▶ Dataset excerpts
>>>>>
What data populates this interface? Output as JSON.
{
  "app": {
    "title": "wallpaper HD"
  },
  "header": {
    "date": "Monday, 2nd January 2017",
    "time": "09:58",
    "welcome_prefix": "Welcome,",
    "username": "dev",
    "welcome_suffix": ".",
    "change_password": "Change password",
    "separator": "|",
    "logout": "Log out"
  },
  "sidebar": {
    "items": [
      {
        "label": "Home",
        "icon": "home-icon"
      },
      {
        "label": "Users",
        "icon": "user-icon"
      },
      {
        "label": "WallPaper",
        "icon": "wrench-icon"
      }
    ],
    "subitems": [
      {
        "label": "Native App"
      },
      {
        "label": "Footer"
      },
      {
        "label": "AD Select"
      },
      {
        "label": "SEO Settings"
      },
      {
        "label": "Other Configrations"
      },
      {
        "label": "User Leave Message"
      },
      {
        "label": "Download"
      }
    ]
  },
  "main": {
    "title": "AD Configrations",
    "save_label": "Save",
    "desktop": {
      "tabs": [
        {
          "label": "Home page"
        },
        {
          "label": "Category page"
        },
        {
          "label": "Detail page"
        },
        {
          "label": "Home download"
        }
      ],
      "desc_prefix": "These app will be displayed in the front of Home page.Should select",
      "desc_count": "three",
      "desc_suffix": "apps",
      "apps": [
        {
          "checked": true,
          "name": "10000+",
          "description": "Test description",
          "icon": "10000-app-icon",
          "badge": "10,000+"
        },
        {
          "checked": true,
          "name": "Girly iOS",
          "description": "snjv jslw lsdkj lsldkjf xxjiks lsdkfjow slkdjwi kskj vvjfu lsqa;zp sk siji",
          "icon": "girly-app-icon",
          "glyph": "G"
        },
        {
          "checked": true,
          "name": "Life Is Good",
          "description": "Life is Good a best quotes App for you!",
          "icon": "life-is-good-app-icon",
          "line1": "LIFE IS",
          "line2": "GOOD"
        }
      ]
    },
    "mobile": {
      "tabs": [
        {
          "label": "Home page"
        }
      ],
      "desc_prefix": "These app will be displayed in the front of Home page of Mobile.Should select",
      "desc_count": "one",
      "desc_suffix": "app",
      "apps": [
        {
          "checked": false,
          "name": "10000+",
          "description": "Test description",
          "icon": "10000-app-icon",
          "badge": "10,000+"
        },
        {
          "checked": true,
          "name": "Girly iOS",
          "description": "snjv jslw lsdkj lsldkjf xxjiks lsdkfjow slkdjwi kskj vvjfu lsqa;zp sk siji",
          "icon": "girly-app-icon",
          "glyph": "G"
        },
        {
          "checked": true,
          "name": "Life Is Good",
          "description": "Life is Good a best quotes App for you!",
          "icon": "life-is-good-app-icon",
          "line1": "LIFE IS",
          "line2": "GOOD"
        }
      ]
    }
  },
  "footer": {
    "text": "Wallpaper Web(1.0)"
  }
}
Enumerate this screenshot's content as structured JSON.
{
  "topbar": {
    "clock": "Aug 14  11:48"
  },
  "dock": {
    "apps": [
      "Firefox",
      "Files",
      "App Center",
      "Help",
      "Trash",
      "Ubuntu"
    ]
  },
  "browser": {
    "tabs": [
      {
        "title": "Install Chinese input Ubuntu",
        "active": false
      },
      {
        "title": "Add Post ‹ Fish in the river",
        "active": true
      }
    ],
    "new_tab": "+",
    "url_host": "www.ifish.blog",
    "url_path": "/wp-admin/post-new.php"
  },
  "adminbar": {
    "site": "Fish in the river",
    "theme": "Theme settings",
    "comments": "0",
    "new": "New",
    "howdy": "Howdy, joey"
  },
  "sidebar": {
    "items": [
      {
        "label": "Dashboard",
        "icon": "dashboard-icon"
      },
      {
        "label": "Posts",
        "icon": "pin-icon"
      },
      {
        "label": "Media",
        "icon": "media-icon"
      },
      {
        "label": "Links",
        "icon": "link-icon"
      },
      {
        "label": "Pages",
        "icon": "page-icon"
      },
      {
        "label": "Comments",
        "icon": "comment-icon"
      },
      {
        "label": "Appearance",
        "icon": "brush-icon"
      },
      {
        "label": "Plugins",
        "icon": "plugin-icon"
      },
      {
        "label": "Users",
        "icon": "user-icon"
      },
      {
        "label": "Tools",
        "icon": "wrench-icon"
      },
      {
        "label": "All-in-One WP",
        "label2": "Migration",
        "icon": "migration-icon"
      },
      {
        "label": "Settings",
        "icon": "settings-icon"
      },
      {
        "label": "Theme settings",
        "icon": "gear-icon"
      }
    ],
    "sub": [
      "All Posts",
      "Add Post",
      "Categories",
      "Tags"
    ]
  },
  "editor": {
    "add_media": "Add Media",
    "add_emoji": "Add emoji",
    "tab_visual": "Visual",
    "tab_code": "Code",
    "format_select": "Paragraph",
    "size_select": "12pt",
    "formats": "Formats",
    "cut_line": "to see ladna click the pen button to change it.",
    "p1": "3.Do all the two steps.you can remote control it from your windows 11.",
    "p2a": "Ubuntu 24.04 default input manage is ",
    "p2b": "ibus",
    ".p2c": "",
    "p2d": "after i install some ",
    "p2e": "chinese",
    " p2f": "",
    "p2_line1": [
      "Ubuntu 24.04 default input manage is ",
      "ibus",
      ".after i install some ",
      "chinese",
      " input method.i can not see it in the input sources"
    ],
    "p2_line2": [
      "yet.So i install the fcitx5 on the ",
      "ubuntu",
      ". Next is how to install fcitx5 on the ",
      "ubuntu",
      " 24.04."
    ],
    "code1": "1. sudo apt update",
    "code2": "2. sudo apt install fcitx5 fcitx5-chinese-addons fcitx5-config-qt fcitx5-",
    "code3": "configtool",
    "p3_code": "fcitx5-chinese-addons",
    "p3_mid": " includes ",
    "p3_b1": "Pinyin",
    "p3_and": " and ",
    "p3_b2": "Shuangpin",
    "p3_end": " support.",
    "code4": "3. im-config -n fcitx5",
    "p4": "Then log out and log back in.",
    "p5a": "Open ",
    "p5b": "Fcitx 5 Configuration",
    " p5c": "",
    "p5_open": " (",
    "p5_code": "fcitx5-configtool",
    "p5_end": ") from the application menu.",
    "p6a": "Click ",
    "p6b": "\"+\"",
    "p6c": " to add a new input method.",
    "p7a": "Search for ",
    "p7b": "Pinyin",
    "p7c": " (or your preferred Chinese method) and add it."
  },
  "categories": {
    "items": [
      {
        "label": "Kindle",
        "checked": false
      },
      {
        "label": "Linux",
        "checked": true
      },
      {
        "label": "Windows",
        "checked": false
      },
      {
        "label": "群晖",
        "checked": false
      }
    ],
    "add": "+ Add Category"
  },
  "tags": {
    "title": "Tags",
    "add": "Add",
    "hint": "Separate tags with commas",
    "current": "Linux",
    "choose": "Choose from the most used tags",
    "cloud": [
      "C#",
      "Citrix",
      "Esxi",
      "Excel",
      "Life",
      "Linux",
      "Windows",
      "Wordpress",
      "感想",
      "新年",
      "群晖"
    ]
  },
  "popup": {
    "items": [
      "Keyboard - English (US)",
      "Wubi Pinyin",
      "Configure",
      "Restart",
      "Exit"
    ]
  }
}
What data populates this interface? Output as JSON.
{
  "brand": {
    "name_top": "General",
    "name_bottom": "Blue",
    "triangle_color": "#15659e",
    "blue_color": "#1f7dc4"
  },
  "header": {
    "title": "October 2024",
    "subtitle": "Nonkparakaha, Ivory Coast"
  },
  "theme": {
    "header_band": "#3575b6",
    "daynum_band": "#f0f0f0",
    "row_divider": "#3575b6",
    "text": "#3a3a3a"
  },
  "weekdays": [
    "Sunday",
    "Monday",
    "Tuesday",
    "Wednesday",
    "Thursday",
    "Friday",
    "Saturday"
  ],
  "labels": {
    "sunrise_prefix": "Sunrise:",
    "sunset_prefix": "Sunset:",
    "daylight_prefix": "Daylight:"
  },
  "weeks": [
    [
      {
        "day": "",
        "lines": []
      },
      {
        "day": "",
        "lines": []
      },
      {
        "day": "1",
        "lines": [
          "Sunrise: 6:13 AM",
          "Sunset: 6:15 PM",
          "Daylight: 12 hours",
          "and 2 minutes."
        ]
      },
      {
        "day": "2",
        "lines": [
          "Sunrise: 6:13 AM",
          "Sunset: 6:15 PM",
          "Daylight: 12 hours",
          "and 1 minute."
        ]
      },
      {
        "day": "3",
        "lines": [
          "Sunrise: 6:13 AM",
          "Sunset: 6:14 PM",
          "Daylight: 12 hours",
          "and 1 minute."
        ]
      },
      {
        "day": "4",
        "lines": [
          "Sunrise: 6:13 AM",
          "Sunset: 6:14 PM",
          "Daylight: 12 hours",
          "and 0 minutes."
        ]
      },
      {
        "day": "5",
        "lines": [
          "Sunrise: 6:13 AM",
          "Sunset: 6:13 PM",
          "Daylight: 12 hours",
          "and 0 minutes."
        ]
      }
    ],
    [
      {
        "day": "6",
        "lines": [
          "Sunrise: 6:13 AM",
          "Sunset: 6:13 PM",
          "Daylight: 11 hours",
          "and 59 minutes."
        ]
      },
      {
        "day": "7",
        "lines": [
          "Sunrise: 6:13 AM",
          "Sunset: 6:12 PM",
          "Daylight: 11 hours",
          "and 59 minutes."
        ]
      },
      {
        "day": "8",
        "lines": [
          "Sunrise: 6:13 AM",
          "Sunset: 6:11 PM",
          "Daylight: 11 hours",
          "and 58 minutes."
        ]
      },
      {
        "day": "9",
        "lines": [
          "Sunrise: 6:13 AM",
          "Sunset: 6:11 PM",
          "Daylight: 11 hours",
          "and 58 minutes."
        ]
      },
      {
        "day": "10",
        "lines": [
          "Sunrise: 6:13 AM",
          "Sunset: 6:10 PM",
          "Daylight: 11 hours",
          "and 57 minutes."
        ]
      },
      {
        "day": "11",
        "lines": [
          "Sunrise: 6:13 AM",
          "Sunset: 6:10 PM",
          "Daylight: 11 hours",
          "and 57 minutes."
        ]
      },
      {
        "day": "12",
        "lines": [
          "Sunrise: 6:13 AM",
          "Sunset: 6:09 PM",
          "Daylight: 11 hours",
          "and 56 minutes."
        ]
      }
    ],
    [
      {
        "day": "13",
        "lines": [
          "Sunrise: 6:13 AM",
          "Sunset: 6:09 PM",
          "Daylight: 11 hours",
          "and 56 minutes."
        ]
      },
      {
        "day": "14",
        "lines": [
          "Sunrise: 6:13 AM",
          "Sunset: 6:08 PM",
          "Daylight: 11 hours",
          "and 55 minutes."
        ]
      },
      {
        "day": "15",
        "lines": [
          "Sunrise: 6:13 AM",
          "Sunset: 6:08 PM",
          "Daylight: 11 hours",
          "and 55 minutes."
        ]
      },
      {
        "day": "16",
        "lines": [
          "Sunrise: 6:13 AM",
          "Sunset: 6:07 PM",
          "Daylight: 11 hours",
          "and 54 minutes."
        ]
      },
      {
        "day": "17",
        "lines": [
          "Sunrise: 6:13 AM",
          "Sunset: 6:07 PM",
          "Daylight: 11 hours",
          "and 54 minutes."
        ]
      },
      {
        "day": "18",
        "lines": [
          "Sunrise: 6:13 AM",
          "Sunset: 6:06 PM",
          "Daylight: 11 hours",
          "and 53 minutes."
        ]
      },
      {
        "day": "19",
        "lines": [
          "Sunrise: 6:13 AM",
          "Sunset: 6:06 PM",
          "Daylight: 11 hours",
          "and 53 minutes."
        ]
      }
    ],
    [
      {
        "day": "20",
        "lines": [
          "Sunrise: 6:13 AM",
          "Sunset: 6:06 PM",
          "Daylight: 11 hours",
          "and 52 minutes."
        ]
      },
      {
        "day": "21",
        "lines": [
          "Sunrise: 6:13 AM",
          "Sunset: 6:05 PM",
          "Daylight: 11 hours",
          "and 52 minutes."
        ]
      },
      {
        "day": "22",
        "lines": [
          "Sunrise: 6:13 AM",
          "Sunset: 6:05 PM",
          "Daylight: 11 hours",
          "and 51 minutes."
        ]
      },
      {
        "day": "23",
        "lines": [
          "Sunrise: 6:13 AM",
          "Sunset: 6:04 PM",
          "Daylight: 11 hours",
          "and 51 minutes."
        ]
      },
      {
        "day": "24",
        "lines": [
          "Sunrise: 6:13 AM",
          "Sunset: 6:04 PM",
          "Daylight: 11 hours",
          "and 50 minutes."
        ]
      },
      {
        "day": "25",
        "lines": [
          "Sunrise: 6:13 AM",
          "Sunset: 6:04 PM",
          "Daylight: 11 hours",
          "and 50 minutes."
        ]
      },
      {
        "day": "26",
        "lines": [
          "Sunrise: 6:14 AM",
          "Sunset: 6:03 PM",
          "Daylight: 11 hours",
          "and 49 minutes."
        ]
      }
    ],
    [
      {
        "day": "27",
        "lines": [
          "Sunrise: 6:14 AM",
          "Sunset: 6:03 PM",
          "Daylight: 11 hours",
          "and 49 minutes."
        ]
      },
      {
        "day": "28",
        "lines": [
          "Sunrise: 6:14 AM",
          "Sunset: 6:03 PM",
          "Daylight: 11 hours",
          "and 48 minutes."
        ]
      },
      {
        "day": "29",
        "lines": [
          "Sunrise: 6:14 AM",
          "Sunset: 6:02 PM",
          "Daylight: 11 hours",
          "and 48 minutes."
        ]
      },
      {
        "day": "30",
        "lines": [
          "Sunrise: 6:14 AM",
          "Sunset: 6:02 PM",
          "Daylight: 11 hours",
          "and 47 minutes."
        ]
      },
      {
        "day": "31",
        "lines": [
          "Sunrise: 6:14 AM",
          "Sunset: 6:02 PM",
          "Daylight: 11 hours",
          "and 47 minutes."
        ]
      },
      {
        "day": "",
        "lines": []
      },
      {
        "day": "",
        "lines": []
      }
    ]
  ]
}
<<<<<
▶ Given instruction
Check each line of the material above for "These" and say how many lines contain it, giving the number alone.

▶ Response to this exercise
2